[PROBLEM DETAILS] Go through the listing and copy each line with the string "RAWMARSH".

Records from a dataset
* * *
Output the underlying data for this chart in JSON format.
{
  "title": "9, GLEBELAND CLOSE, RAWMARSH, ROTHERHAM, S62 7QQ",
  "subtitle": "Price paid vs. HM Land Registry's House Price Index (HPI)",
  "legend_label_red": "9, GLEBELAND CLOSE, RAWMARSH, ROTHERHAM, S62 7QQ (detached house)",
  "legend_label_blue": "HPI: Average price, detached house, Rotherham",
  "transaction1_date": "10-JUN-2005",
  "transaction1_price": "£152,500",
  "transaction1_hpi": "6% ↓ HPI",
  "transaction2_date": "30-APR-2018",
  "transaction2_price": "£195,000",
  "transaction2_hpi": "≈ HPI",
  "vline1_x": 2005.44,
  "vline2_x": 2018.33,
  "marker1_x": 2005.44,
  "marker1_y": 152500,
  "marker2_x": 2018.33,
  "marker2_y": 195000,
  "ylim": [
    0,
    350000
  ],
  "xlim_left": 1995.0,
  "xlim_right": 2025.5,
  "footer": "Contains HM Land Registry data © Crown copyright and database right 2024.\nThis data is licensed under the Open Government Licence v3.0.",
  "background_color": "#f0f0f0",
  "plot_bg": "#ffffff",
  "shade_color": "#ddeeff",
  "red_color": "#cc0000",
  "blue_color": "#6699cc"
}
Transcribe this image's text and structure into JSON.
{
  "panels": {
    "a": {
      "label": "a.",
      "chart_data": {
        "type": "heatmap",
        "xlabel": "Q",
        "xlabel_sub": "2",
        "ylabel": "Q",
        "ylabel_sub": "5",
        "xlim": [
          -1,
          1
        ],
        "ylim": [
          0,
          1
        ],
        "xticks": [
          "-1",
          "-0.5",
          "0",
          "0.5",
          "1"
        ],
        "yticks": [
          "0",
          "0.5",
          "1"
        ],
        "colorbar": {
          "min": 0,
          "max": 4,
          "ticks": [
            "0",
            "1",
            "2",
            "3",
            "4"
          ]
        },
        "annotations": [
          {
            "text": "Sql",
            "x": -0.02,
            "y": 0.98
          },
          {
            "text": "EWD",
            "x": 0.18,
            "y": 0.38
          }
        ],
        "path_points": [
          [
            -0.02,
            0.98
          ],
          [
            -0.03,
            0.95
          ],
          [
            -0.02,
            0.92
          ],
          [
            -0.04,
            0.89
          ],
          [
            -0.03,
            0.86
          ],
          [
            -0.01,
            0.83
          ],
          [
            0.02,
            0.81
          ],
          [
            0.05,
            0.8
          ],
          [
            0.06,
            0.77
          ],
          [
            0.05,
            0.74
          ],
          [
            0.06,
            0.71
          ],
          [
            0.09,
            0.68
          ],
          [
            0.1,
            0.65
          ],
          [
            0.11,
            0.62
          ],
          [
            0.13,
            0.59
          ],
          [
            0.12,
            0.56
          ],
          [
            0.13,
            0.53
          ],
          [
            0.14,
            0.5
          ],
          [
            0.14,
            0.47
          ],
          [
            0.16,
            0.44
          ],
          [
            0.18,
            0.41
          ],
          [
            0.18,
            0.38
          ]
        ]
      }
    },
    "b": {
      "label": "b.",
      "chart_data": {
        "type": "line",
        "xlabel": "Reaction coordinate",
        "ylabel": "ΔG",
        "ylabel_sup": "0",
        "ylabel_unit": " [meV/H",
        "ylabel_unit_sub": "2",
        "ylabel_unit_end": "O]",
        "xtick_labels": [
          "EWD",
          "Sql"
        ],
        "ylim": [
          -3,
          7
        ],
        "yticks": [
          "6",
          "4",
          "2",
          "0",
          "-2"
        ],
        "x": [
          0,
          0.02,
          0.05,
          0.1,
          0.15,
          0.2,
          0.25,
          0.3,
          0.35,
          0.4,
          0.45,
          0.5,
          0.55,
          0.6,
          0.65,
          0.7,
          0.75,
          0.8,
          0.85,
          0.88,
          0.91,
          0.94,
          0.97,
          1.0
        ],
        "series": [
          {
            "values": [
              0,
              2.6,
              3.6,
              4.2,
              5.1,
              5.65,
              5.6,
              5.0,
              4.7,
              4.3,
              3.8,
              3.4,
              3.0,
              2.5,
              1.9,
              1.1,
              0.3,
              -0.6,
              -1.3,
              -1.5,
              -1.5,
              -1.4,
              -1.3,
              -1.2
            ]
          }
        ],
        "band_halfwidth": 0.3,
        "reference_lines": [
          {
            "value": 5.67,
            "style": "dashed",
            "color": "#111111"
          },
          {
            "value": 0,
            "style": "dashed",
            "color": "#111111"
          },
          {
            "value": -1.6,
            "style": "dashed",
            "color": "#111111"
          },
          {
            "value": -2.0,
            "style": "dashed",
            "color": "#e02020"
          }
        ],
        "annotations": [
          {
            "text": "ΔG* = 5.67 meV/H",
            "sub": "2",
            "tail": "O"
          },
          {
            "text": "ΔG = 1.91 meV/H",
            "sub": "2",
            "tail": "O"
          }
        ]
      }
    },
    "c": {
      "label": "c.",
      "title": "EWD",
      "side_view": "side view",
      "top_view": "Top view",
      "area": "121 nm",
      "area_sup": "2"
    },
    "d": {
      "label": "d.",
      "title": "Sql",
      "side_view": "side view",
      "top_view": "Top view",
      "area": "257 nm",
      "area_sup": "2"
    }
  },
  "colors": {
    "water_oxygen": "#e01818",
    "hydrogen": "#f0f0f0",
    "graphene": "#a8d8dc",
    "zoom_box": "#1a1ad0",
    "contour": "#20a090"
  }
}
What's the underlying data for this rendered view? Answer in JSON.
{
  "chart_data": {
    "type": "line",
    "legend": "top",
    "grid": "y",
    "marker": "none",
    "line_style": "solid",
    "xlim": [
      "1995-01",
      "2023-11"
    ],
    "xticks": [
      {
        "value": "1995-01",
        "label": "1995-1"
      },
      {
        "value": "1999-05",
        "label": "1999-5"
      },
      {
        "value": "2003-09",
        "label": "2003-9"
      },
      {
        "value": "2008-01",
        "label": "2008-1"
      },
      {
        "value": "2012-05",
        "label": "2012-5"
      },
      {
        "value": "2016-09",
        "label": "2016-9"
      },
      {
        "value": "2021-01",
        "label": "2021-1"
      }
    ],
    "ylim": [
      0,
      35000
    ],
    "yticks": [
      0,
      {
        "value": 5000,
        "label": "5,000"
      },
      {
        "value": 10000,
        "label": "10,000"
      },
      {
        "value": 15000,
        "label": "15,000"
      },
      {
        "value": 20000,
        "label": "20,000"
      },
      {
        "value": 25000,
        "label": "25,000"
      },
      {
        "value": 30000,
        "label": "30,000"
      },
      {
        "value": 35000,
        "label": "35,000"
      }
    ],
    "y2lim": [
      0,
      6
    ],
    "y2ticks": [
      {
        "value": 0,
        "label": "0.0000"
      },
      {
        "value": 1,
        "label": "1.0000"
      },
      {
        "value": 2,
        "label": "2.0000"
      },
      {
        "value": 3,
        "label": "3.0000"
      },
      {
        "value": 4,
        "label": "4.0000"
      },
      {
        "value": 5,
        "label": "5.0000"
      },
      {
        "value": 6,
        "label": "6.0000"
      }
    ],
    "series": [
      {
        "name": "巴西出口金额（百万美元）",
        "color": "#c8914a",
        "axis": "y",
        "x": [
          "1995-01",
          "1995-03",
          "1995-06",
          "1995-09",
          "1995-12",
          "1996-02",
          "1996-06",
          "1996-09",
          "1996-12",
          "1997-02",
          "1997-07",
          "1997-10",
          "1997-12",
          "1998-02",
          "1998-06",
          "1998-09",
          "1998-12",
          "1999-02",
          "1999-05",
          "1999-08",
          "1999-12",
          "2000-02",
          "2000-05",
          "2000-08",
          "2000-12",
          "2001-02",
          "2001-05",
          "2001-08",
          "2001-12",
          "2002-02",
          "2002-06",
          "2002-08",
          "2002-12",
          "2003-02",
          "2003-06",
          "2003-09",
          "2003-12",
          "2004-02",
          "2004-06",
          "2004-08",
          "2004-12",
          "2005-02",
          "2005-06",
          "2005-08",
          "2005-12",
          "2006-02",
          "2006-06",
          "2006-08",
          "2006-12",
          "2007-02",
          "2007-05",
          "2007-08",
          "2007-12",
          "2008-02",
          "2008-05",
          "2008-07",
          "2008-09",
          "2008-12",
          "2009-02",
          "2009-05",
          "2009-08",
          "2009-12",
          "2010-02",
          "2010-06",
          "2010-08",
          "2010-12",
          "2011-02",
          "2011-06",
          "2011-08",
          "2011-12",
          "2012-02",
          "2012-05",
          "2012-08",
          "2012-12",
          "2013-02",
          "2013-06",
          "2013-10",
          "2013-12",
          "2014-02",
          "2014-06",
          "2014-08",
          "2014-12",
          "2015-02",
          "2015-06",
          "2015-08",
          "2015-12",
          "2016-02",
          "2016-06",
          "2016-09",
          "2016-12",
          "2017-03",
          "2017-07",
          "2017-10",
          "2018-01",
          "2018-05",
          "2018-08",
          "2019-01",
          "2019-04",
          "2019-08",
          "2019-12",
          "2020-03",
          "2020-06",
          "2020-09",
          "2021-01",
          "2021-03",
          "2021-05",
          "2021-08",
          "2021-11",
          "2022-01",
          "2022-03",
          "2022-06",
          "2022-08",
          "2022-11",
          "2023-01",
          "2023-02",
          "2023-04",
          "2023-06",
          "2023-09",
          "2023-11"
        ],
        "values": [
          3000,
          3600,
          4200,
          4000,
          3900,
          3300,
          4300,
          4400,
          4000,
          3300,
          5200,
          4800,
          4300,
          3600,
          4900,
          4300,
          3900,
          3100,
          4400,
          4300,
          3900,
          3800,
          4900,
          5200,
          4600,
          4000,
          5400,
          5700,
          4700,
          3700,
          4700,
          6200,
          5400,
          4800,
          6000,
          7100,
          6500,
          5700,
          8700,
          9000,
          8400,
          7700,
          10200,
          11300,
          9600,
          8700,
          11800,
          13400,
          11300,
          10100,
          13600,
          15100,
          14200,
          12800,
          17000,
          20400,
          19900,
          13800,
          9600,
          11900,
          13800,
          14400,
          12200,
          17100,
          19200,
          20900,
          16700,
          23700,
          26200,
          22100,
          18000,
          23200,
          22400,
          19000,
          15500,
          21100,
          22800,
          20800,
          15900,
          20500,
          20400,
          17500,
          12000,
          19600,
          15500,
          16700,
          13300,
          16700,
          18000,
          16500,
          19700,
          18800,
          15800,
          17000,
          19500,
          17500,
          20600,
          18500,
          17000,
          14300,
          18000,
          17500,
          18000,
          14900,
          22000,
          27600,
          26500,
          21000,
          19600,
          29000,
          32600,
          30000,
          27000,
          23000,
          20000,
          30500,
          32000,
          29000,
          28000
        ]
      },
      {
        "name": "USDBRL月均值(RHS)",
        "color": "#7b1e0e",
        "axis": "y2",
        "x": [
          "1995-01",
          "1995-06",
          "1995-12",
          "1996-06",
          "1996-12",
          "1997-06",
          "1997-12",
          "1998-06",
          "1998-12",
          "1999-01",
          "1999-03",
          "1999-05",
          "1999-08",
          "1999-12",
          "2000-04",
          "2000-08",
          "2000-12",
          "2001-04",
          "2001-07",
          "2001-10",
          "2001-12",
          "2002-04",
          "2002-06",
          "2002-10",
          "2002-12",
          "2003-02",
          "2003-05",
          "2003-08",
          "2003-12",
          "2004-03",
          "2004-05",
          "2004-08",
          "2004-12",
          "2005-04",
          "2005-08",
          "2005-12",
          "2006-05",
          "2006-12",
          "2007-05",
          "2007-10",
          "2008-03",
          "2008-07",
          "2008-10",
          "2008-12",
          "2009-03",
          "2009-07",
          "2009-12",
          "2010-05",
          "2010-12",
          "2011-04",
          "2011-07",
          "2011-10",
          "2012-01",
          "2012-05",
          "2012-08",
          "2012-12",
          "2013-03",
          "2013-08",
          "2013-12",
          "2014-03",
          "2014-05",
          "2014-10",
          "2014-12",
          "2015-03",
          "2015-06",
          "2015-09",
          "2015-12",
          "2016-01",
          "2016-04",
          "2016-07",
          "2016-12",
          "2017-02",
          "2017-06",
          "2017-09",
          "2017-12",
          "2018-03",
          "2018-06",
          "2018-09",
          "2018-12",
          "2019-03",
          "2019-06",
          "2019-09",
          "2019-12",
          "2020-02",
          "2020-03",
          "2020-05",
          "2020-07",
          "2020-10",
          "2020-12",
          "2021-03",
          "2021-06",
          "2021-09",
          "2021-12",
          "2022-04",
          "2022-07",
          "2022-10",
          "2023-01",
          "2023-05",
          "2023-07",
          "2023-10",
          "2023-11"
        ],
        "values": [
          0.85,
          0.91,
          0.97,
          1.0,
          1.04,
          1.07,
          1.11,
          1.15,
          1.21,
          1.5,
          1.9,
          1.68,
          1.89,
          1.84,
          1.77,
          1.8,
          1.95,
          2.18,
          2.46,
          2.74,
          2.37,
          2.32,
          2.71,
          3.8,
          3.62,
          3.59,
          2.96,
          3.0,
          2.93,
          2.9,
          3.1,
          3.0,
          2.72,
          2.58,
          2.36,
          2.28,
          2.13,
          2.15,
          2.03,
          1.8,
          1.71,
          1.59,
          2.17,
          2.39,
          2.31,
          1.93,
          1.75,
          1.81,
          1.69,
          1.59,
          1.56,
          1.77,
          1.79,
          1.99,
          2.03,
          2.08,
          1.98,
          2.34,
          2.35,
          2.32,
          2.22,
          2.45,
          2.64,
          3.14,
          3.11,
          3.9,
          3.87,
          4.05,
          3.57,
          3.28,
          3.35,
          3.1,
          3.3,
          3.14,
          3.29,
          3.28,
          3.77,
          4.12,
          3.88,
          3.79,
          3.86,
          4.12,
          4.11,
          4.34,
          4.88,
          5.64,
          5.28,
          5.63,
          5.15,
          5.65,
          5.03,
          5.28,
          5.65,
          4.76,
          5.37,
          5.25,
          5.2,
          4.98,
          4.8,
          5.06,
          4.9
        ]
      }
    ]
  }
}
* * *
[WORKED SOLUTION]
  "title": "9, GLEBELAND CLOSE, RAWMARSH, ROTHERHAM, S62 7QQ",
  "legend_label_red": "9, GLEBELAND CLOSE, RAWMARSH, ROTHERHAM, S62 7QQ (detached house)",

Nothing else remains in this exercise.